В этой ситуации инициативу перехватила партия Гоминьдан. История ее прихода к власти слишком известна, чтобы повторять ее здесь в подробностях.[131] Пусть некоторые вопросы остаются спорными, для нашей цели важными представляются следующие моменты.

Выступив со своей базы на юге, Гоминьдан, пользуясь серьезной поддержкой со стороны китайских коммунистов и Советской власти, к концу 1927 г. установил контроль над значительной частью Китая. До этого момента в основе его успеха было использование и управление энергией недовольства, царившего среди крестьян и рабочих. Таким образом, социальная программа Гоминьдана отличалась от программы милитаристов и обеспечивала преимущество над ними. На время возникала даже надежда на то, что военная сила Гоминьдана способна одолеть милитаристов и объединить Китай на основе революционной программы.

*Письменное задание 1*: Перепишите без изменений записи с самой первой строки вниз до строки с "menu-item-symmetry-x[interactable]: Symmetry X" включительно.

*Показанные записи*:

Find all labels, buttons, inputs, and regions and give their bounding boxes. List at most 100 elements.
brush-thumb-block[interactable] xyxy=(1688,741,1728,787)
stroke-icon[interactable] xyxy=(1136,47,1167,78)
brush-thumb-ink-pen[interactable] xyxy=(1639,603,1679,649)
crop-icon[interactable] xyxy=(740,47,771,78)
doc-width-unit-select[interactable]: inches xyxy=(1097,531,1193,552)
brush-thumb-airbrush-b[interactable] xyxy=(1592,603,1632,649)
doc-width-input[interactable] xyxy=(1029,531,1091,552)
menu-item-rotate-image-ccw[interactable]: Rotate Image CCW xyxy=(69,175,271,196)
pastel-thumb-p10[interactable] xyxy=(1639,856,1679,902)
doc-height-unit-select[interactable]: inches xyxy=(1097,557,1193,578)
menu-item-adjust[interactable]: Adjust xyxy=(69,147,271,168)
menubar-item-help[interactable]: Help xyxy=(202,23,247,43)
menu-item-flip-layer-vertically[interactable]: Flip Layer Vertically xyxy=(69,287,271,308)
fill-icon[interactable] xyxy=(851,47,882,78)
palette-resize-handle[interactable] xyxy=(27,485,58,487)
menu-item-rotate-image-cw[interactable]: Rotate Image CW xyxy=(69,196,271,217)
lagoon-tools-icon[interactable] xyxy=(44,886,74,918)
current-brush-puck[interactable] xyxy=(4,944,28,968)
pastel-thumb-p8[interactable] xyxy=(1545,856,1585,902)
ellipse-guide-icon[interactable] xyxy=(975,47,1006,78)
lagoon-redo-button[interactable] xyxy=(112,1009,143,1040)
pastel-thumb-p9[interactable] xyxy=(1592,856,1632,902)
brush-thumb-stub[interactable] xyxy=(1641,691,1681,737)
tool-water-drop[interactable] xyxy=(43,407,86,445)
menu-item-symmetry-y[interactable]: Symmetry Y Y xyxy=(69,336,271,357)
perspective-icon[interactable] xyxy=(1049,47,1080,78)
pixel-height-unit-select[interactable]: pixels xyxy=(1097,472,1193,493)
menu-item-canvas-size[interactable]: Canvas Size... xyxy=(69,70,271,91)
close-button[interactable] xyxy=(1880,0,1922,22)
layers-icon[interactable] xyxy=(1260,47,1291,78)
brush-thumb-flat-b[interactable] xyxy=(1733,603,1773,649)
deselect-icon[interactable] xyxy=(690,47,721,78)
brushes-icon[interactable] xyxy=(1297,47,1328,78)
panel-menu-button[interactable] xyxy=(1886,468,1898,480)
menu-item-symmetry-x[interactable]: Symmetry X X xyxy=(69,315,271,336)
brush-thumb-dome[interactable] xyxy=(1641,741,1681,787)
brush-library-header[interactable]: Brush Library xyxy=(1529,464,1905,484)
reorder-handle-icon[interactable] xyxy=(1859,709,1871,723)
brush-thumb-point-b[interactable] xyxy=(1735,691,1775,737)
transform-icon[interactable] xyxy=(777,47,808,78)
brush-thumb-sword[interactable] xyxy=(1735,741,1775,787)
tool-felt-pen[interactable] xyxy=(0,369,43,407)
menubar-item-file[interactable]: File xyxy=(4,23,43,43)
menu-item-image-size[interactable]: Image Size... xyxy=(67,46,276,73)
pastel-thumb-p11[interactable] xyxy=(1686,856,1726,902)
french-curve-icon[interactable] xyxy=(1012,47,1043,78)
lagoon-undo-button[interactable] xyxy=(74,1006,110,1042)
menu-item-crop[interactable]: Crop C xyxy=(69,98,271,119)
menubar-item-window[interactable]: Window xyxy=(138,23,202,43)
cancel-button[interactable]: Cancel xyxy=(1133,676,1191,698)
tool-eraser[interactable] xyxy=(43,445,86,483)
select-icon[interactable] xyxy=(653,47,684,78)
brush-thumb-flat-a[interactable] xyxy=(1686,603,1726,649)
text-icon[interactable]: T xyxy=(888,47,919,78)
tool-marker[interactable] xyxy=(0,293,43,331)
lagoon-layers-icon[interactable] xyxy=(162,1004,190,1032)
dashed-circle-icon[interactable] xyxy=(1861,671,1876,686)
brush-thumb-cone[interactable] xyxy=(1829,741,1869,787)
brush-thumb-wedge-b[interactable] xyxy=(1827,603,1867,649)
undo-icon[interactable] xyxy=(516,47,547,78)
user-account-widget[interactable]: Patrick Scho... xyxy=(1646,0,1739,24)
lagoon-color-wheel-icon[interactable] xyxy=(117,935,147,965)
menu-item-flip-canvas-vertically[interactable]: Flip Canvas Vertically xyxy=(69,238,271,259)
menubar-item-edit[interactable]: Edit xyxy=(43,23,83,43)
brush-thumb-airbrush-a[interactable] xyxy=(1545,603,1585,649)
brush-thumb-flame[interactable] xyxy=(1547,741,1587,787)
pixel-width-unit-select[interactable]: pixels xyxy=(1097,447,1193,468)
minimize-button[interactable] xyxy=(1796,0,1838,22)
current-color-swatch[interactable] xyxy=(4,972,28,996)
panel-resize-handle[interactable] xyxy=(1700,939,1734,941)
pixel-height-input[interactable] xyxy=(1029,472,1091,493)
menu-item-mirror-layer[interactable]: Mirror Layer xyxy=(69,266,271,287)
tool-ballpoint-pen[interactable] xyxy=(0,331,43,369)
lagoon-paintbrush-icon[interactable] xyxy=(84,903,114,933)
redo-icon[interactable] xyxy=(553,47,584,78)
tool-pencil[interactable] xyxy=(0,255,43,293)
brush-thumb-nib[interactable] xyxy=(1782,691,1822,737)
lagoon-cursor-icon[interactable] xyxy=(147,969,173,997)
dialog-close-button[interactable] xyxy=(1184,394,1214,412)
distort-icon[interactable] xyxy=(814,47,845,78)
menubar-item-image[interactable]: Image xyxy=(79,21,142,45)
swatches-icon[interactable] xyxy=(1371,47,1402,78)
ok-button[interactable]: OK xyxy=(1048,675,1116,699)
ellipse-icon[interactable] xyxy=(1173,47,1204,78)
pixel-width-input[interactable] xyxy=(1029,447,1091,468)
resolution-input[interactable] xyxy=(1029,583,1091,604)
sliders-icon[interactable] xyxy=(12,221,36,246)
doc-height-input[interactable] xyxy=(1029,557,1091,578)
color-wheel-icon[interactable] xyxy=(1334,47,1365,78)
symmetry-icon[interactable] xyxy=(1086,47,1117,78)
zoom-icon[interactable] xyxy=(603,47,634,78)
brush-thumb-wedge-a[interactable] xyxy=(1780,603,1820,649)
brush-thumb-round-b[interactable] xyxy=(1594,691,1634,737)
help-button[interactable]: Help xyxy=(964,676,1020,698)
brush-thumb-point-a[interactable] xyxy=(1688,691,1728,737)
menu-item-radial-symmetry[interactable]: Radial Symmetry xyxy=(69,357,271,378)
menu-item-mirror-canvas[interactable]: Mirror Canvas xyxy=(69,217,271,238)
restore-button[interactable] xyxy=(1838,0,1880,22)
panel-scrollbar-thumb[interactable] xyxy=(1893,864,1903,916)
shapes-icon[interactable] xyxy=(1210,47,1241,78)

*Письменное задание 2*: К какому времени, согласно статье, Гоминьдан установил контроль над значительной частью Китая?

*Верный ответ 1*:
Find all labels, buttons, inputs, and regions and give their bounding boxes. List at most 100 elements.
brush-thumb-block[interactable] xyxy=(1688,741,1728,787)
stroke-icon[interactable] xyxy=(1136,47,1167,78)
brush-thumb-ink-pen[interactable] xyxy=(1639,603,1679,649)
crop-icon[interactable] xyxy=(740,47,771,78)
doc-width-unit-select[interactable]: inches xyxy=(1097,531,1193,552)
brush-thumb-airbrush-b[interactable] xyxy=(1592,603,1632,649)
doc-width-input[interactable] xyxy=(1029,531,1091,552)
menu-item-rotate-image-ccw[interactable]: Rotate Image CCW xyxy=(69,175,271,196)
pastel-thumb-p10[interactable] xyxy=(1639,856,1679,902)
doc-height-unit-select[interactable]: inches xyxy=(1097,557,1193,578)
menu-item-adjust[interactable]: Adjust xyxy=(69,147,271,168)
menubar-item-help[interactable]: Help xyxy=(202,23,247,43)
menu-item-flip-layer-vertically[interactable]: Flip Layer Vertically xyxy=(69,287,271,308)
fill-icon[interactable] xyxy=(851,47,882,78)
palette-resize-handle[interactable] xyxy=(27,485,58,487)
menu-item-rotate-image-cw[interactable]: Rotate Image CW xyxy=(69,196,271,217)
lagoon-tools-icon[interactable] xyxy=(44,886,74,918)
current-brush-puck[interactable] xyxy=(4,944,28,968)
pastel-thumb-p8[interactable] xyxy=(1545,856,1585,902)
ellipse-guide-icon[interactable] xyxy=(975,47,1006,78)
lagoon-redo-button[interactable] xyxy=(112,1009,143,1040)
pastel-thumb-p9[interactable] xyxy=(1592,856,1632,902)
brush-thumb-stub[interactable] xyxy=(1641,691,1681,737)
tool-water-drop[interactable] xyxy=(43,407,86,445)
menu-item-symmetry-y[interactable]: Symmetry Y Y xyxy=(69,336,271,357)
perspective-icon[interactable] xyxy=(1049,47,1080,78)
pixel-height-unit-select[interactable]: pixels xyxy=(1097,472,1193,493)
menu-item-canvas-size[interactable]: Canvas Size... xyxy=(69,70,271,91)
close-button[interactable] xyxy=(1880,0,1922,22)
layers-icon[interactable] xyxy=(1260,47,1291,78)
brush-thumb-flat-b[interactable] xyxy=(1733,603,1773,649)
deselect-icon[interactable] xyxy=(690,47,721,78)
brushes-icon[interactable] xyxy=(1297,47,1328,78)
panel-menu-button[interactable] xyxy=(1886,468,1898,480)
menu-item-symmetry-x[interactable]: Symmetry X X xyxy=(69,315,271,336)

*Верный ответ 2*: К концу 1927 г.